▶ WHAT NEEDS TO BE DONE:
Repeat each entry as written, dropping any picture you find.

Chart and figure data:
++++++++++++++++++++
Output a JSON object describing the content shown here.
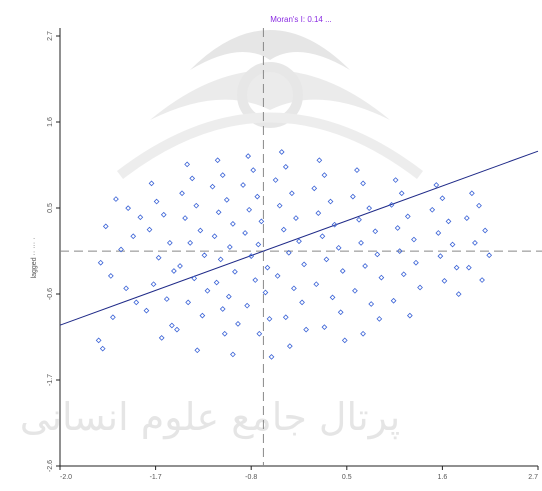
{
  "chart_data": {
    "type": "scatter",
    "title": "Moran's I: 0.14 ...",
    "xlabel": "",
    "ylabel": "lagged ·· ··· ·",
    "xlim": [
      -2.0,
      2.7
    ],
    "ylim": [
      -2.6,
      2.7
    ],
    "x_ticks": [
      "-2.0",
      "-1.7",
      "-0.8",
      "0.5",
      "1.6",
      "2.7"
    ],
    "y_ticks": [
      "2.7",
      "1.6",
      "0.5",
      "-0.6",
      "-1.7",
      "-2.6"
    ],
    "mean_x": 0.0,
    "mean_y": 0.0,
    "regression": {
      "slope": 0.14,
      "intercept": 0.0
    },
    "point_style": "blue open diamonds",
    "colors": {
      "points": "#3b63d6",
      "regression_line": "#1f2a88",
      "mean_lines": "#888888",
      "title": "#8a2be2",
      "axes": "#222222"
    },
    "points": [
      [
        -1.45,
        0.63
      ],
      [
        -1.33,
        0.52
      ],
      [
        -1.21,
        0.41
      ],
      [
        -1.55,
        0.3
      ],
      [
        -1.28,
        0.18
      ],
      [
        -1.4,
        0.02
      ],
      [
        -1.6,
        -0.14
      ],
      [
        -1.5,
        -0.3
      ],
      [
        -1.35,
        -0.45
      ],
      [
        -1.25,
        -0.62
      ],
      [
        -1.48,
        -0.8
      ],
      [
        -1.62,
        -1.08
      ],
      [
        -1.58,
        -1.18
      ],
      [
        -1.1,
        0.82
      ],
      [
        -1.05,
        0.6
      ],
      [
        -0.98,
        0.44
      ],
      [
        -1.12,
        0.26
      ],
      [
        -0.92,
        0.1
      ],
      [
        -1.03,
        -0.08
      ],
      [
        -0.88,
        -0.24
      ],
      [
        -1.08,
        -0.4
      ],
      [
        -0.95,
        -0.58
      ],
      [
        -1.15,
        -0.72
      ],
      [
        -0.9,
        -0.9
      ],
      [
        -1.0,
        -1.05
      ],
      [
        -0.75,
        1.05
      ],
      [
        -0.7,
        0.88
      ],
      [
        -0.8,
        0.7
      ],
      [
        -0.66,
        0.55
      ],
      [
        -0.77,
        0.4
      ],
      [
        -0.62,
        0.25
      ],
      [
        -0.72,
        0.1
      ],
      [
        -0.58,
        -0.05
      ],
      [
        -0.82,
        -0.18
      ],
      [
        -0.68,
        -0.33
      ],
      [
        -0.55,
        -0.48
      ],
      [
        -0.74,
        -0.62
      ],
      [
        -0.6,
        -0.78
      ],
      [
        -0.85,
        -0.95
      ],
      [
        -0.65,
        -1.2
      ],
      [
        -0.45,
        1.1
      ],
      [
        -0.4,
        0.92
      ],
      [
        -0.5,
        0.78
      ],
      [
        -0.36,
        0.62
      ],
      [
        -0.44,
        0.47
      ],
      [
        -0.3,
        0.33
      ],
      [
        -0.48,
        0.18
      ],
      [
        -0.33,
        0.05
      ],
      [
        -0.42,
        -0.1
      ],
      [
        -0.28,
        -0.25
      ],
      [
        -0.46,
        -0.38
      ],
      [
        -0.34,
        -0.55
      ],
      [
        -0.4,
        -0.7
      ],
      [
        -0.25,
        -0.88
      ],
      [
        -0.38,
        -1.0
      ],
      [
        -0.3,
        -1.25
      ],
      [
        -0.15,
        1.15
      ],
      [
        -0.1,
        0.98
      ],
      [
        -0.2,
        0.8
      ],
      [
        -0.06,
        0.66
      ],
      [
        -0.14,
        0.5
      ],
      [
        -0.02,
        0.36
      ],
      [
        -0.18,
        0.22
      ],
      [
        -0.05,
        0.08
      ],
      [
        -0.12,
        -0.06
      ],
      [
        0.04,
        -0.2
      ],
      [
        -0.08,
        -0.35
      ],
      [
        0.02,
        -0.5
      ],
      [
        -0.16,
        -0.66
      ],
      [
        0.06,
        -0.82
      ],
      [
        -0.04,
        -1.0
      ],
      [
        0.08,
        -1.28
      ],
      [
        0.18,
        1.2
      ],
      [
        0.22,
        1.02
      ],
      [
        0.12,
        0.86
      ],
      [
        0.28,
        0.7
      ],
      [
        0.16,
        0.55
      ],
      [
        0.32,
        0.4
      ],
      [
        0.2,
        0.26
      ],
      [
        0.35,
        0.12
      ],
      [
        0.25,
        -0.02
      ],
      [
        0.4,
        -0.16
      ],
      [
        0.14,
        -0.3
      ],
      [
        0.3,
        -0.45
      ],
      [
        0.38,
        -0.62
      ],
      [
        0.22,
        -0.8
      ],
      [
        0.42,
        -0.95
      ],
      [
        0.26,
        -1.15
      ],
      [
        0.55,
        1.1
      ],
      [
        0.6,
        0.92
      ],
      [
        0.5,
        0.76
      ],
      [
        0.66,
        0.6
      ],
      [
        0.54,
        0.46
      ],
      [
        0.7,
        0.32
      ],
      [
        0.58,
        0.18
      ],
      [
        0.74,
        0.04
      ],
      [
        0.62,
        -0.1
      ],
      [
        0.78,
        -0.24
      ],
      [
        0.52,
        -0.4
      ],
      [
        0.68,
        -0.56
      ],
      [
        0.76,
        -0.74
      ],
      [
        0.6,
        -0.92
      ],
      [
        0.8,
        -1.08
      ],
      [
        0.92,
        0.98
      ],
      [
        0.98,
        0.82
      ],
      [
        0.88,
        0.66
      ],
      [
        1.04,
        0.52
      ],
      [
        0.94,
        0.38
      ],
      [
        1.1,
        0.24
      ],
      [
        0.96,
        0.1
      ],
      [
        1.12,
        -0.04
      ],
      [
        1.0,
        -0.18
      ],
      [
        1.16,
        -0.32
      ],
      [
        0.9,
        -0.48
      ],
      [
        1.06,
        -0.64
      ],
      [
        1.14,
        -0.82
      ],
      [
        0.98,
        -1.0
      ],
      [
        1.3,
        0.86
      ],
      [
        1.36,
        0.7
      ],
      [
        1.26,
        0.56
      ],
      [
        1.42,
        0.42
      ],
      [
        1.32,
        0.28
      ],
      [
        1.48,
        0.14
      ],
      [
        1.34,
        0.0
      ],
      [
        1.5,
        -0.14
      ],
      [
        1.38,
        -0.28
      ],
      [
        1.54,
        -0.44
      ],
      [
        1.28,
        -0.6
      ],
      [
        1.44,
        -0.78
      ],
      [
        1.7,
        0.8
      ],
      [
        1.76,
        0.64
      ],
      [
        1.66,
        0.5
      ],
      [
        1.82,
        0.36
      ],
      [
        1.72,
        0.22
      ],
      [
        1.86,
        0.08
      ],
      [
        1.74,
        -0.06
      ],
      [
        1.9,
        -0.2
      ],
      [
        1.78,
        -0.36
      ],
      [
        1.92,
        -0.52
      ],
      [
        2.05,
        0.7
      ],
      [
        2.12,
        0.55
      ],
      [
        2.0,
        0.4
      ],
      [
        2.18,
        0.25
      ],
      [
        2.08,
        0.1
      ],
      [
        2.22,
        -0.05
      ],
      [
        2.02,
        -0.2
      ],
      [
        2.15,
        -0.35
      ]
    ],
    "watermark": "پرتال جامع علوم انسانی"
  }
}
++++++++++++++++++++
▶ ANSWER IN FULL:
Output a JSON object describing the content shown here.
{
  "chart_data": {
    "type": "scatter",
    "title": "Moran's I: 0.14 ...",
    "xlabel": "",
    "ylabel": "lagged ·· ··· ·",
    "xlim": [
      -2.0,
      2.7
    ],
    "ylim": [
      -2.6,
      2.7
    ],
    "x_ticks": [
      "-2.0",
      "-1.7",
      "-0.8",
      "0.5",
      "1.6",
      "2.7"
    ],
    "y_ticks": [
      "2.7",
      "1.6",
      "0.5",
      "-0.6",
      "-1.7",
      "-2.6"
    ],
    "mean_x": 0.0,
    "mean_y": 0.0,
    "regression": {
      "slope": 0.14,
      "intercept": 0.0
    },
    "point_style": "blue open diamonds",
    "colors": {
      "points": "#3b63d6",
      "regression_line": "#1f2a88",
      "mean_lines": "#888888",
      "title": "#8a2be2",
      "axes": "#222222"
    },
    "points": [
      [
        -1.45,
        0.63
      ],
      [
        -1.33,
        0.52
      ],
      [
        -1.21,
        0.41
      ],
      [
        -1.55,
        0.3
      ],
      [
        -1.28,
        0.18
      ],
      [
        -1.4,
        0.02
      ],
      [
        -1.6,
        -0.14
      ],
      [
        -1.5,
        -0.3
      ],
      [
        -1.35,
        -0.45
      ],
      [
        -1.25,
        -0.62
      ],
      [
        -1.48,
        -0.8
      ],
      [
        -1.62,
        -1.08
      ],
      [
        -1.58,
        -1.18
      ],
      [
        -1.1,
        0.82
      ],
      [
        -1.05,
        0.6
      ],
      [
        -0.98,
        0.44
      ],
      [
        -1.12,
        0.26
      ],
      [
        -0.92,
        0.1
      ],
      [
        -1.03,
        -0.08
      ],
      [
        -0.88,
        -0.24
      ],
      [
        -1.08,
        -0.4
      ],
      [
        -0.95,
        -0.58
      ],
      [
        -1.15,
        -0.72
      ],
      [
        -0.9,
        -0.9
      ],
      [
        -1.0,
        -1.05
      ],
      [
        -0.75,
        1.05
      ],
      [
        -0.7,
        0.88
      ],
      [
        -0.8,
        0.7
      ],
      [
        -0.66,
        0.55
      ],
      [
        -0.77,
        0.4
      ],
      [
        -0.62,
        0.25
      ],
      [
        -0.72,
        0.1
      ],
      [
        -0.58,
        -0.05
      ],
      [
        -0.82,
        -0.18
      ],
      [
        -0.68,
        -0.33
      ],
      [
        -0.55,
        -0.48
      ],
      [
        -0.74,
        -0.62
      ],
      [
        -0.6,
        -0.78
      ],
      [
        -0.85,
        -0.95
      ],
      [
        -0.65,
        -1.2
      ],
      [
        -0.45,
        1.1
      ],
      [
        -0.4,
        0.92
      ],
      [
        -0.5,
        0.78
      ],
      [
        -0.36,
        0.62
      ],
      [
        -0.44,
        0.47
      ],
      [
        -0.3,
        0.33
      ],
      [
        -0.48,
        0.18
      ],
      [
        -0.33,
        0.05
      ],
      [
        -0.42,
        -0.1
      ],
      [
        -0.28,
        -0.25
      ],
      [
        -0.46,
        -0.38
      ],
      [
        -0.34,
        -0.55
      ],
      [
        -0.4,
        -0.7
      ],
      [
        -0.25,
        -0.88
      ],
      [
        -0.38,
        -1.0
      ],
      [
        -0.3,
        -1.25
      ],
      [
        -0.15,
        1.15
      ],
      [
        -0.1,
        0.98
      ],
      [
        -0.2,
        0.8
      ],
      [
        -0.06,
        0.66
      ],
      [
        -0.14,
        0.5
      ],
      [
        -0.02,
        0.36
      ],
      [
        -0.18,
        0.22
      ],
      [
        -0.05,
        0.08
      ],
      [
        -0.12,
        -0.06
      ],
      [
        0.04,
        -0.2
      ],
      [
        -0.08,
        -0.35
      ],
      [
        0.02,
        -0.5
      ],
      [
        -0.16,
        -0.66
      ],
      [
        0.06,
        -0.82
      ],
      [
        -0.04,
        -1.0
      ],
      [
        0.08,
        -1.28
      ],
      [
        0.18,
        1.2
      ],
      [
        0.22,
        1.02
      ],
      [
        0.12,
        0.86
      ],
      [
        0.28,
        0.7
      ],
      [
        0.16,
        0.55
      ],
      [
        0.32,
        0.4
      ],
      [
        0.2,
        0.26
      ],
      [
        0.35,
        0.12
      ],
      [
        0.25,
        -0.02
      ],
      [
        0.4,
        -0.16
      ],
      [
        0.14,
        -0.3
      ],
      [
        0.3,
        -0.45
      ],
      [
        0.38,
        -0.62
      ],
      [
        0.22,
        -0.8
      ],
      [
        0.42,
        -0.95
      ],
      [
        0.26,
        -1.15
      ],
      [
        0.55,
        1.1
      ],
      [
        0.6,
        0.92
      ],
      [
        0.5,
        0.76
      ],
      [
        0.66,
        0.6
      ],
      [
        0.54,
        0.46
      ],
      [
        0.7,
        0.32
      ],
      [
        0.58,
        0.18
      ],
      [
        0.74,
        0.04
      ],
      [
        0.62,
        -0.1
      ],
      [
        0.78,
        -0.24
      ],
      [
        0.52,
        -0.4
      ],
      [
        0.68,
        -0.56
      ],
      [
        0.76,
        -0.74
      ],
      [
        0.6,
        -0.92
      ],
      [
        0.8,
        -1.08
      ],
      [
        0.92,
        0.98
      ],
      [
        0.98,
        0.82
      ],
      [
        0.88,
        0.66
      ],
      [
        1.04,
        0.52
      ],
      [
        0.94,
        0.38
      ],
      [
        1.1,
        0.24
      ],
      [
        0.96,
        0.1
      ],
      [
        1.12,
        -0.04
      ],
      [
        1.0,
        -0.18
      ],
      [
        1.16,
        -0.32
      ],
      [
        0.9,
        -0.48
      ],
      [
        1.06,
        -0.64
      ],
      [
        1.14,
        -0.82
      ],
      [
        0.98,
        -1.0
      ],
      [
        1.3,
        0.86
      ],
      [
        1.36,
        0.7
      ],
      [
        1.26,
        0.56
      ],
      [
        1.42,
        0.42
      ],
      [
        1.32,
        0.28
      ],
      [
        1.48,
        0.14
      ],
      [
        1.34,
        0.0
      ],
      [
        1.5,
        -0.14
      ],
      [
        1.38,
        -0.28
      ],
      [
        1.54,
        -0.44
      ],
      [
        1.28,
        -0.6
      ],
      [
        1.44,
        -0.78
      ],
      [
        1.7,
        0.8
      ],
      [
        1.76,
        0.64
      ],
      [
        1.66,
        0.5
      ],
      [
        1.82,
        0.36
      ],
      [
        1.72,
        0.22
      ],
      [
        1.86,
        0.08
      ],
      [
        1.74,
        -0.06
      ],
      [
        1.9,
        -0.2
      ],
      [
        1.78,
        -0.36
      ],
      [
        1.92,
        -0.52
      ],
      [
        2.05,
        0.7
      ],
      [
        2.12,
        0.55
      ],
      [
        2.0,
        0.4
      ],
      [
        2.18,
        0.25
      ],
      [
        2.08,
        0.1
      ],
      [
        2.22,
        -0.05
      ],
      [
        2.02,
        -0.2
      ],
      [
        2.15,
        -0.35
      ]
    ],
    "watermark": "پرتال جامع علوم انسانی"
  }
}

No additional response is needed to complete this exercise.